What is being asked ▸
Wherever the string "this" appears in a line, extract that line.

== Records to process ==

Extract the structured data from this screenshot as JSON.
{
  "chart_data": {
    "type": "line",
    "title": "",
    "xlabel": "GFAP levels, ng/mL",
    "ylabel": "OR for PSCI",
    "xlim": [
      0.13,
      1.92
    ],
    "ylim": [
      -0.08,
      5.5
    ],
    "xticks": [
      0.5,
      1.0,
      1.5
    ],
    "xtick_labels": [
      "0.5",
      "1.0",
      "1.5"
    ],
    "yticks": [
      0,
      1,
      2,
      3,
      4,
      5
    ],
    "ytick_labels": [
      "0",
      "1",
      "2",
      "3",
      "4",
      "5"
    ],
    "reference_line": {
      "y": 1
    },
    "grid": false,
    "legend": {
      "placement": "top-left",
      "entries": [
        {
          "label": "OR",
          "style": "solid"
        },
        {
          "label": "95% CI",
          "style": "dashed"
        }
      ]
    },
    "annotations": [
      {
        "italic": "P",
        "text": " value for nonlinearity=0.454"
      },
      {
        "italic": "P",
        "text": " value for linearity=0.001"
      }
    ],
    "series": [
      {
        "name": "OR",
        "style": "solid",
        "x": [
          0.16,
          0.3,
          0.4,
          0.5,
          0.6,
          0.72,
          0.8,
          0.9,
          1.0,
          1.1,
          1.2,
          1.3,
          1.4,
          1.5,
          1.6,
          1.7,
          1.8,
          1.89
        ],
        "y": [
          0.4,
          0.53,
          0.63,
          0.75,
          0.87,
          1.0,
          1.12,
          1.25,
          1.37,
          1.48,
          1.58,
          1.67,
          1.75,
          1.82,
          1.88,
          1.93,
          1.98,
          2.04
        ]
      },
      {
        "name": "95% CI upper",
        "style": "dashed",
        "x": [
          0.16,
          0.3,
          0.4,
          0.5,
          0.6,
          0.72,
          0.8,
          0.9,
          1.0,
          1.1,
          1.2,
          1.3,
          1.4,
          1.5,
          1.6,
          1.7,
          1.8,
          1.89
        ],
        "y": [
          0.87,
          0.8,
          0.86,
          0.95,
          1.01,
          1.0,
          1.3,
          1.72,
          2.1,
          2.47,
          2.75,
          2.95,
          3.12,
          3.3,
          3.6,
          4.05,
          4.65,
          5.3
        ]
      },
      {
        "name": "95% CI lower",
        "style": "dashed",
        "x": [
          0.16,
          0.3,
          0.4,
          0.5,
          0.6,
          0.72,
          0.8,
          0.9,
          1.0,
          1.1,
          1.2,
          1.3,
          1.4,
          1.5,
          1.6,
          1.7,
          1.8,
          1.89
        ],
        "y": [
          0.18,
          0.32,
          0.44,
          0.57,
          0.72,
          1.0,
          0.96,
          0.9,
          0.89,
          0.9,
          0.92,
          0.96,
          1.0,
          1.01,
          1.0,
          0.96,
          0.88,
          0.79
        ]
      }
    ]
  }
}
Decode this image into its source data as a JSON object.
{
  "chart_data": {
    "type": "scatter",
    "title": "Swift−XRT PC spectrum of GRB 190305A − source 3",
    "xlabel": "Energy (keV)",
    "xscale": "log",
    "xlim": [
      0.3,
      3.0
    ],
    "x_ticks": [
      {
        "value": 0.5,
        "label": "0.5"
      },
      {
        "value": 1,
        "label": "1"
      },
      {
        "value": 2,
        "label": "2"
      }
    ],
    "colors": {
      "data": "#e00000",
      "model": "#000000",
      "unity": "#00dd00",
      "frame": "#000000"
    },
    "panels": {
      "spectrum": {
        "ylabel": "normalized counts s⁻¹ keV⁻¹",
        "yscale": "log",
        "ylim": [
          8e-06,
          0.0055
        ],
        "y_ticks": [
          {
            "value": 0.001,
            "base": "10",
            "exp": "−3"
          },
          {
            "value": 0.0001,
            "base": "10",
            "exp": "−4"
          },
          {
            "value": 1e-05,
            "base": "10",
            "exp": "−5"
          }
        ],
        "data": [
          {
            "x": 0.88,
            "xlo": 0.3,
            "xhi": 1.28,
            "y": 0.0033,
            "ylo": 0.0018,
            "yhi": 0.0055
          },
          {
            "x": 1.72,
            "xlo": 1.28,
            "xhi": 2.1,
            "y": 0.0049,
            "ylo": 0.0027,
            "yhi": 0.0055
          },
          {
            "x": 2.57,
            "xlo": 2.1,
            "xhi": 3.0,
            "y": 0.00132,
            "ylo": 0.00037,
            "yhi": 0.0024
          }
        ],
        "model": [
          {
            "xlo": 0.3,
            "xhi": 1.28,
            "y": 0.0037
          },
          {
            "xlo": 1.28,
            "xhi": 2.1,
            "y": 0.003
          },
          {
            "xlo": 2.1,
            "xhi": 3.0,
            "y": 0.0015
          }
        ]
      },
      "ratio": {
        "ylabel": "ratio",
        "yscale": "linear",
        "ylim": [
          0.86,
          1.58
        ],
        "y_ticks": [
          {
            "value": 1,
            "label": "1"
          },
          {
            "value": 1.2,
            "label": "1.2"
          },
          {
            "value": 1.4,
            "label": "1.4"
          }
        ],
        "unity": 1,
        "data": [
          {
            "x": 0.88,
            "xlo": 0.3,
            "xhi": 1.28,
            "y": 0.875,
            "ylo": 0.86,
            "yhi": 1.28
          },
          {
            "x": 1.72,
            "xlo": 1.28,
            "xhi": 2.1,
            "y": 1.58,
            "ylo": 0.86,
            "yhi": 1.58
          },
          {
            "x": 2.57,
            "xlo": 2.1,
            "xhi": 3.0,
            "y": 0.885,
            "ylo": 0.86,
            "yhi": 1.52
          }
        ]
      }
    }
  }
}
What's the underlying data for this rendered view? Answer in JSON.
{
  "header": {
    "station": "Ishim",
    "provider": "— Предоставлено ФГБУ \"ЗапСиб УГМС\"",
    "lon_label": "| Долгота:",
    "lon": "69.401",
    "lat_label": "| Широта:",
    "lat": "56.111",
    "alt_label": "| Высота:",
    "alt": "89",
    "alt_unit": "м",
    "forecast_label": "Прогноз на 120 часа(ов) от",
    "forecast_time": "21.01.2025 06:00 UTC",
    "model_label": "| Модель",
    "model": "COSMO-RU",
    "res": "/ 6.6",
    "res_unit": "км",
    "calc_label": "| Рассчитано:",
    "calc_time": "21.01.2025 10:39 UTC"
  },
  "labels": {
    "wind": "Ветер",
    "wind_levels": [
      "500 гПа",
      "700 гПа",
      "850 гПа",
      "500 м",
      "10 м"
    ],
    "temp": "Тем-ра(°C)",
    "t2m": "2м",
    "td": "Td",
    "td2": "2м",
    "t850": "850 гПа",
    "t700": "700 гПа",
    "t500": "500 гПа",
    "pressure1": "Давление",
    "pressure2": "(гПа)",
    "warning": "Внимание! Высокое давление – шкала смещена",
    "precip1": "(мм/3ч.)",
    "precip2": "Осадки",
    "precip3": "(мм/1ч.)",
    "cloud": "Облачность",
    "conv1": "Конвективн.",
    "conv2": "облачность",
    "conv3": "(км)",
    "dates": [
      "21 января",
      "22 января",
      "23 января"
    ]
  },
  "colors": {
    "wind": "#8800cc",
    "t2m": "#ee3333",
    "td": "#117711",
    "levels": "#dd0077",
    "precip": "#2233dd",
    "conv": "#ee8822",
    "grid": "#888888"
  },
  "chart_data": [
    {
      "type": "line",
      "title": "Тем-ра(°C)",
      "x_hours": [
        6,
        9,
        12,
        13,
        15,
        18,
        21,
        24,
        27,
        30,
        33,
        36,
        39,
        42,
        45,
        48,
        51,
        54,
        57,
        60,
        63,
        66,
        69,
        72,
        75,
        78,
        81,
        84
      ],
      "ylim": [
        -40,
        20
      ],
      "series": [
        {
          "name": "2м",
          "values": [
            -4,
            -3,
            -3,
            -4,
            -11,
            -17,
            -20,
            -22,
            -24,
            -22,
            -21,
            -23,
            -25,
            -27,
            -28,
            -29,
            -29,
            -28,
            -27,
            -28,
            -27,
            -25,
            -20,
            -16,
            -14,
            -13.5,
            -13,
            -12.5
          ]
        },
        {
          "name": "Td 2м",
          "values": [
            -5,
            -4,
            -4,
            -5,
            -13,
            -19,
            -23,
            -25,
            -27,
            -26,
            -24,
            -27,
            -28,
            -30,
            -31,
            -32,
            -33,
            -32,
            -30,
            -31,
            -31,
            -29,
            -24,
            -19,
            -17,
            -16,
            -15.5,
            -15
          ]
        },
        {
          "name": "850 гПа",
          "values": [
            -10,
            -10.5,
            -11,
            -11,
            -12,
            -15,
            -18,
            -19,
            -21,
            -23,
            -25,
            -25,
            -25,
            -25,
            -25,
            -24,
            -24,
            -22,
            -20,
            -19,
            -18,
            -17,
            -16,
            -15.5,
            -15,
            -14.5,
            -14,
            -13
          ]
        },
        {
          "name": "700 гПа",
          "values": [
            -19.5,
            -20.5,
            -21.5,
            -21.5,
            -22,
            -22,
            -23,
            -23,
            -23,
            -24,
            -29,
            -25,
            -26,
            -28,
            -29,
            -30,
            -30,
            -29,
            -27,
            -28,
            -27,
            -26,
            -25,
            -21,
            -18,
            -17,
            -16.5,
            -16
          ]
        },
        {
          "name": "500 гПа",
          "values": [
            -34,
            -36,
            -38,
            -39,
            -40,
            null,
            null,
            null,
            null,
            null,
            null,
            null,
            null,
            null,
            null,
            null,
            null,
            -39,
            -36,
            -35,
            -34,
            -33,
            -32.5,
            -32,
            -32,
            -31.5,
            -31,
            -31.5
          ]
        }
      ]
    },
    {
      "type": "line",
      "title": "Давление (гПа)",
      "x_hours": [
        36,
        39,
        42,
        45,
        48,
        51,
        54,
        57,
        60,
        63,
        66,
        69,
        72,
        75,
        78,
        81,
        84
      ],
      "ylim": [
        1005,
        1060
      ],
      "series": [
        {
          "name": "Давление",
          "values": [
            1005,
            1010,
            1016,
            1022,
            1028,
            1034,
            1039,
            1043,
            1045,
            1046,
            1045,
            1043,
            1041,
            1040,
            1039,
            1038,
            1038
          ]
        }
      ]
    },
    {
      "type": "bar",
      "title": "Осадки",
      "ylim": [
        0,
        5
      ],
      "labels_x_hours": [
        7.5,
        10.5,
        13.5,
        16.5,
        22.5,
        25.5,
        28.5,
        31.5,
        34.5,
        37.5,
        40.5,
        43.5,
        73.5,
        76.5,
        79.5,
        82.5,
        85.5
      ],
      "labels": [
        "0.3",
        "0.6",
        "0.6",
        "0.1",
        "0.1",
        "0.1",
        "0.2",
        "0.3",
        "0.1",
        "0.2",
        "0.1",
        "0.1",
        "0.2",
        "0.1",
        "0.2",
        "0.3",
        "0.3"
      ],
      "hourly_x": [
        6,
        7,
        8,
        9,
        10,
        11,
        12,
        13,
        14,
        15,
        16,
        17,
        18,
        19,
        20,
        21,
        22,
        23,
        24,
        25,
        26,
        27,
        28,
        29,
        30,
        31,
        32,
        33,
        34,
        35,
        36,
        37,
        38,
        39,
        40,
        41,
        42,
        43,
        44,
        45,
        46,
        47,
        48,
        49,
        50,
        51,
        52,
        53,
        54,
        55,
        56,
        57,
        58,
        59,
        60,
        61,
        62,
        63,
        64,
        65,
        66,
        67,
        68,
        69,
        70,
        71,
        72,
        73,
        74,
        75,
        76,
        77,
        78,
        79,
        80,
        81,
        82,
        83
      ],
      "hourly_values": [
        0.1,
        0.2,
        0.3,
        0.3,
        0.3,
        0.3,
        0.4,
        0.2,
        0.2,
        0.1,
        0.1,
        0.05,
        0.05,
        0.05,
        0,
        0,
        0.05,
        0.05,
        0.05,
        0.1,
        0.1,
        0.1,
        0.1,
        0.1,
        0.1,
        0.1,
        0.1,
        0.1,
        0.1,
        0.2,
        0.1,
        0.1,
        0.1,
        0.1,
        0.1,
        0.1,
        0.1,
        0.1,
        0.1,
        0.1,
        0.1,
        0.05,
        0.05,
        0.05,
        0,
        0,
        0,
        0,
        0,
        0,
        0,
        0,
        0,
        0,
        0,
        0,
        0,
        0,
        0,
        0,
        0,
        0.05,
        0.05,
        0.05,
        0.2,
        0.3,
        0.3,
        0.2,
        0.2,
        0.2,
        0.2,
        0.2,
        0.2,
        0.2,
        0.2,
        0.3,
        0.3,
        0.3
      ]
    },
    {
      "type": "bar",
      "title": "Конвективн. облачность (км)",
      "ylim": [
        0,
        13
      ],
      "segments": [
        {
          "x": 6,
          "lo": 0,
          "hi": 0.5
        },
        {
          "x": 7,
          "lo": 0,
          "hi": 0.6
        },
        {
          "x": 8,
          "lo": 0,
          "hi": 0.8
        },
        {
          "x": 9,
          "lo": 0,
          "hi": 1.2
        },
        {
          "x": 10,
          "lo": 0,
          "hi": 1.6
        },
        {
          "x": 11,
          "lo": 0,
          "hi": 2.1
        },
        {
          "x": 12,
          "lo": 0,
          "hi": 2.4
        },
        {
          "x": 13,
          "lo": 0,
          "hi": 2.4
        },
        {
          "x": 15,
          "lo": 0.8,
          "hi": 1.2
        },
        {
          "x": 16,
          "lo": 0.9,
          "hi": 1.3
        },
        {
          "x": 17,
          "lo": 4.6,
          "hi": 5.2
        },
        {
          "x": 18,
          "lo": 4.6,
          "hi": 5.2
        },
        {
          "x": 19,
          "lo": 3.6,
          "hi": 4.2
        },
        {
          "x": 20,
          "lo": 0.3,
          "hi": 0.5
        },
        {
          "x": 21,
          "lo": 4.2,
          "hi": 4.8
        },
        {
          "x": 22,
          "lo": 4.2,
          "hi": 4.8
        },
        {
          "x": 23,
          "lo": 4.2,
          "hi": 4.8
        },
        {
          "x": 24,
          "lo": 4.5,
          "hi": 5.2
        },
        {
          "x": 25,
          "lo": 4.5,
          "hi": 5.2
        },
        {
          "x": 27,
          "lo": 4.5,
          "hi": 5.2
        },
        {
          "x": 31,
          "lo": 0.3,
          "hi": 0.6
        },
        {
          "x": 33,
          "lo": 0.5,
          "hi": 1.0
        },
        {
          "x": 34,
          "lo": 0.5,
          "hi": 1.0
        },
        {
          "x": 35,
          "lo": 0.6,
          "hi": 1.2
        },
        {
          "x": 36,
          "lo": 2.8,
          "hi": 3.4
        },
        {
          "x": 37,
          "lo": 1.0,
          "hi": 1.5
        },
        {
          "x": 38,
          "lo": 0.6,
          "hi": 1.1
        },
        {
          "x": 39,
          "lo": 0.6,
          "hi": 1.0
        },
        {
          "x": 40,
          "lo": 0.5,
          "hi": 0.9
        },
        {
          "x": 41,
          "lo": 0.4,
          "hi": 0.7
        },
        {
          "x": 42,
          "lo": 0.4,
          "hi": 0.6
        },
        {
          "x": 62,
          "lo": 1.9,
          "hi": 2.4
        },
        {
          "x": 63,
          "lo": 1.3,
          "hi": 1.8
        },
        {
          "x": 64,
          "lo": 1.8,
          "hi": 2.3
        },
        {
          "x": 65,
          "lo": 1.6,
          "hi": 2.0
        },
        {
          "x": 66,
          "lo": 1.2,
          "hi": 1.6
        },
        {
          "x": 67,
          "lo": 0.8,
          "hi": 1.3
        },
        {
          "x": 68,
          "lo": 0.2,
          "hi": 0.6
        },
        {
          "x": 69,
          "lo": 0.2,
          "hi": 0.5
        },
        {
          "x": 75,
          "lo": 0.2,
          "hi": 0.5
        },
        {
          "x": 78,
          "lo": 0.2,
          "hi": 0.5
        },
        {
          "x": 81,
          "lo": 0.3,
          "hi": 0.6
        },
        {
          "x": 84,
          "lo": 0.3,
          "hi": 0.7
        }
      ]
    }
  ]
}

===

Exercise solution ▸
Extract the structured data from this screenshot as JSON.
Decode this image into its source data as a JSON object.
What's the underlying data for this rendered view? Answer in JSON.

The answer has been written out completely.